Material provided:

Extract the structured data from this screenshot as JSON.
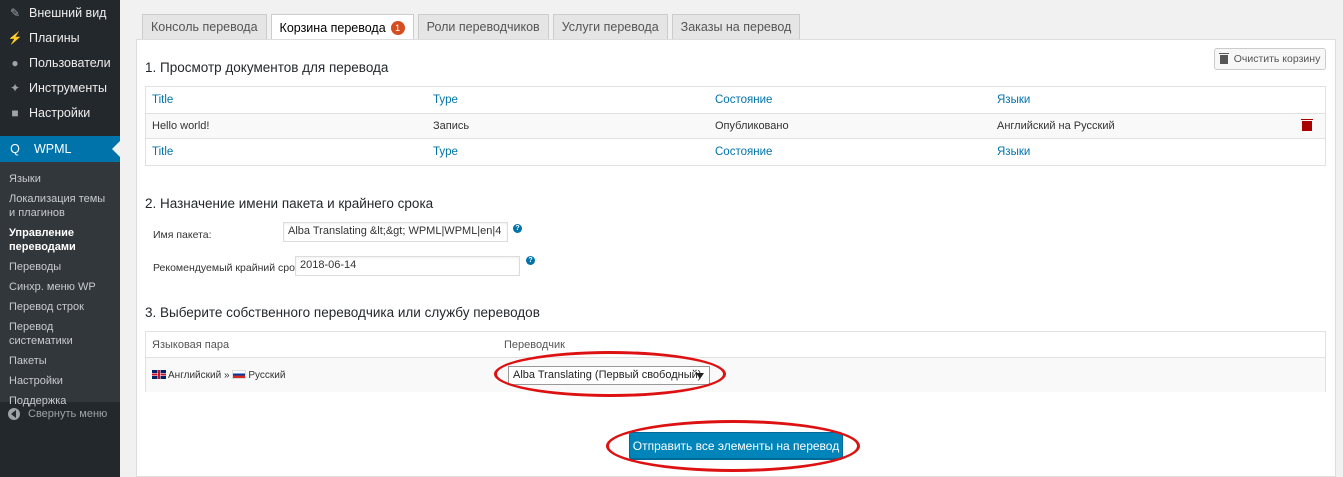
{
  "sidebar": {
    "items": [
      {
        "label": "Внешний вид",
        "icon": "paintbrush-icon"
      },
      {
        "label": "Плагины",
        "icon": "plugin-icon"
      },
      {
        "label": "Пользователи",
        "icon": "user-icon"
      },
      {
        "label": "Инструменты",
        "icon": "wrench-icon"
      },
      {
        "label": "Настройки",
        "icon": "settings-icon"
      }
    ],
    "active": {
      "label": "WPML",
      "icon": "wpml-icon"
    },
    "submenu": [
      "Языки",
      "Локализация темы и плагинов",
      "Управление переводами",
      "Переводы",
      "Синхр. меню WP",
      "Перевод строк",
      "Перевод систематики",
      "Пакеты",
      "Настройки",
      "Поддержка"
    ],
    "collapse": "Свернуть меню"
  },
  "tabs": [
    {
      "label": "Консоль перевода"
    },
    {
      "label": "Корзина перевода",
      "badge": "1"
    },
    {
      "label": "Роли переводчиков"
    },
    {
      "label": "Услуги перевода"
    },
    {
      "label": "Заказы на перевод"
    }
  ],
  "clear_button": "Очистить корзину",
  "section1": {
    "title": "1. Просмотр документов для перевода",
    "columns": [
      "Title",
      "Type",
      "Состояние",
      "Языки"
    ],
    "rows": [
      [
        "Hello world!",
        "Запись",
        "Опубликовано",
        "Английский на Русский"
      ]
    ]
  },
  "section2": {
    "title": "2. Назначение имени пакета и крайнего срока",
    "batch_label": "Имя пакета:",
    "batch_value": "Alba Translating &lt;&gt; WPML|WPML|en|4",
    "deadline_label": "Рекомендуемый крайний срок:",
    "deadline_value": "2018-06-14",
    "help": "?"
  },
  "section3": {
    "title": "3. Выберите собственного переводчика или службу переводов",
    "col_pair": "Языковая пара",
    "col_translator": "Переводчик",
    "from_lang": "Английский",
    "arrow": "»",
    "to_lang": "Русский",
    "translator_selected": "Alba Translating (Первый свободный)"
  },
  "send_button": "Отправить все элементы на перевод",
  "colors": {
    "accent": "#0073aa",
    "highlight": "#dd1111"
  }
}
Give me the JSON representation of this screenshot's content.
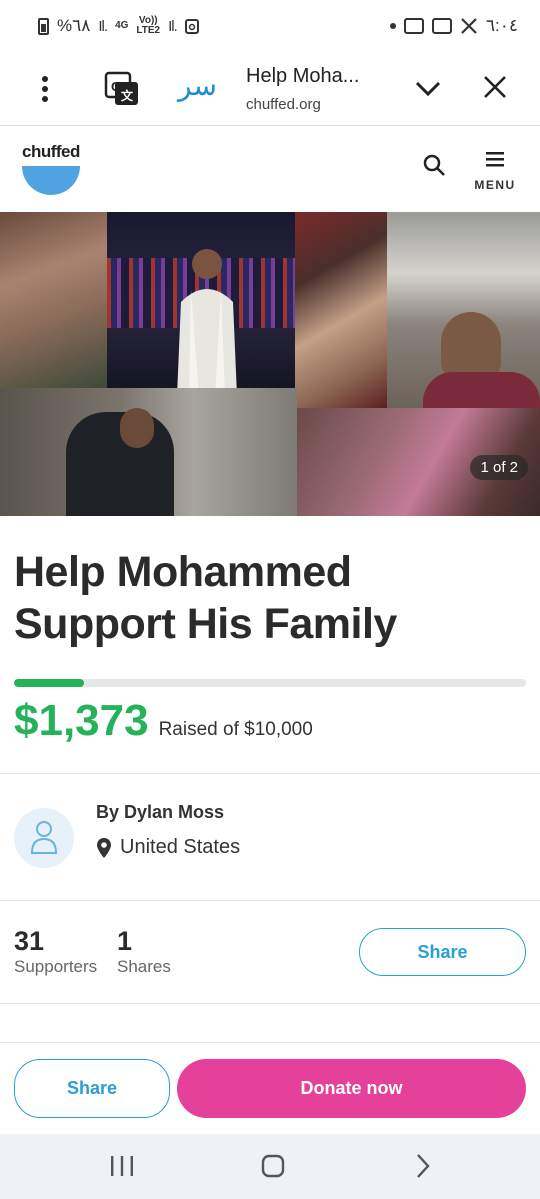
{
  "status_bar": {
    "left_text": "%٦٨",
    "network_top": "4G",
    "network_bottom": "LTE2",
    "volte": "Vo))",
    "time": "٦:٠٤"
  },
  "browser": {
    "page_title": "Help Moha...",
    "domain": "chuffed.org",
    "site_glyph": "ﺳﺮ"
  },
  "site_header": {
    "logo_text": "chuffed",
    "menu_label": "MENU"
  },
  "hero": {
    "pager_text": "1 of 2"
  },
  "campaign": {
    "title": "Help Mohammed Support His Family",
    "raised_amount": "$1,373",
    "raised_label": "Raised of $10,000",
    "progress_fraction": 0.137
  },
  "organiser": {
    "name": "By Dylan Moss",
    "location": "United States"
  },
  "stats": {
    "supporters_count": "31",
    "supporters_label": "Supporters",
    "shares_count": "1",
    "shares_label": "Shares",
    "share_button": "Share"
  },
  "action_bar": {
    "share_button": "Share",
    "donate_button": "Donate now"
  },
  "colors": {
    "green": "#25b25a",
    "pink": "#e5409a",
    "blue": "#2a9fd6",
    "logo_blue": "#4fa3e0"
  }
}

What is expected: Without any pictures, write out the lines running from the one containing "Give me the" through the end of the listing above, both included, exactly as given.

Final result:
Give me the JSON representation of this screenshot's content.
{
  "status_bar": {
    "left_text": "%٦٨",
    "network_top": "4G",
    "network_bottom": "LTE2",
    "volte": "Vo))",
    "time": "٦:٠٤"
  },
  "browser": {
    "page_title": "Help Moha...",
    "domain": "chuffed.org",
    "site_glyph": "ﺳﺮ"
  },
  "site_header": {
    "logo_text": "chuffed",
    "menu_label": "MENU"
  },
  "hero": {
    "pager_text": "1 of 2"
  },
  "campaign": {
    "title": "Help Mohammed Support His Family",
    "raised_amount": "$1,373",
    "raised_label": "Raised of $10,000",
    "progress_fraction": 0.137
  },
  "organiser": {
    "name": "By Dylan Moss",
    "location": "United States"
  },
  "stats": {
    "supporters_count": "31",
    "supporters_label": "Supporters",
    "shares_count": "1",
    "shares_label": "Shares",
    "share_button": "Share"
  },
  "action_bar": {
    "share_button": "Share",
    "donate_button": "Donate now"
  },
  "colors": {
    "green": "#25b25a",
    "pink": "#e5409a",
    "blue": "#2a9fd6",
    "logo_blue": "#4fa3e0"
  }
}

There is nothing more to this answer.